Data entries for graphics
— begin —

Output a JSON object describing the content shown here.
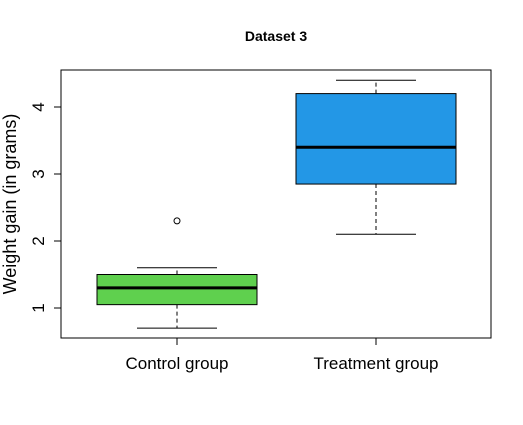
{
  "chart_data": {
    "type": "box",
    "title": "Dataset 3",
    "xlabel": "",
    "ylabel": "Weight gain (in grams)",
    "ylim": [
      0.5,
      4.55
    ],
    "yticks": [
      1,
      2,
      3,
      4
    ],
    "categories": [
      "Control group",
      "Treatment group"
    ],
    "boxes": [
      {
        "label": "Control group",
        "color": "#5fd04e",
        "whisker_low": 0.7,
        "q1": 1.05,
        "median": 1.3,
        "q3": 1.5,
        "whisker_high": 1.6,
        "outliers": [
          2.3
        ]
      },
      {
        "label": "Treatment group",
        "color": "#2397e6",
        "whisker_low": 2.1,
        "q1": 2.85,
        "median": 3.4,
        "q3": 4.2,
        "whisker_high": 4.4,
        "outliers": []
      }
    ]
  }
}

— end —

-- Instruction --
All the lines above are to be given again exactly as they read, with the pictures removed.

-- Task solution --
Output a JSON object describing the content shown here.
{
  "chart_data": {
    "type": "box",
    "title": "Dataset 3",
    "xlabel": "",
    "ylabel": "Weight gain (in grams)",
    "ylim": [
      0.5,
      4.55
    ],
    "yticks": [
      1,
      2,
      3,
      4
    ],
    "categories": [
      "Control group",
      "Treatment group"
    ],
    "boxes": [
      {
        "label": "Control group",
        "color": "#5fd04e",
        "whisker_low": 0.7,
        "q1": 1.05,
        "median": 1.3,
        "q3": 1.5,
        "whisker_high": 1.6,
        "outliers": [
          2.3
        ]
      },
      {
        "label": "Treatment group",
        "color": "#2397e6",
        "whisker_low": 2.1,
        "q1": 2.85,
        "median": 3.4,
        "q3": 4.2,
        "whisker_high": 4.4,
        "outliers": []
      }
    ]
  }
}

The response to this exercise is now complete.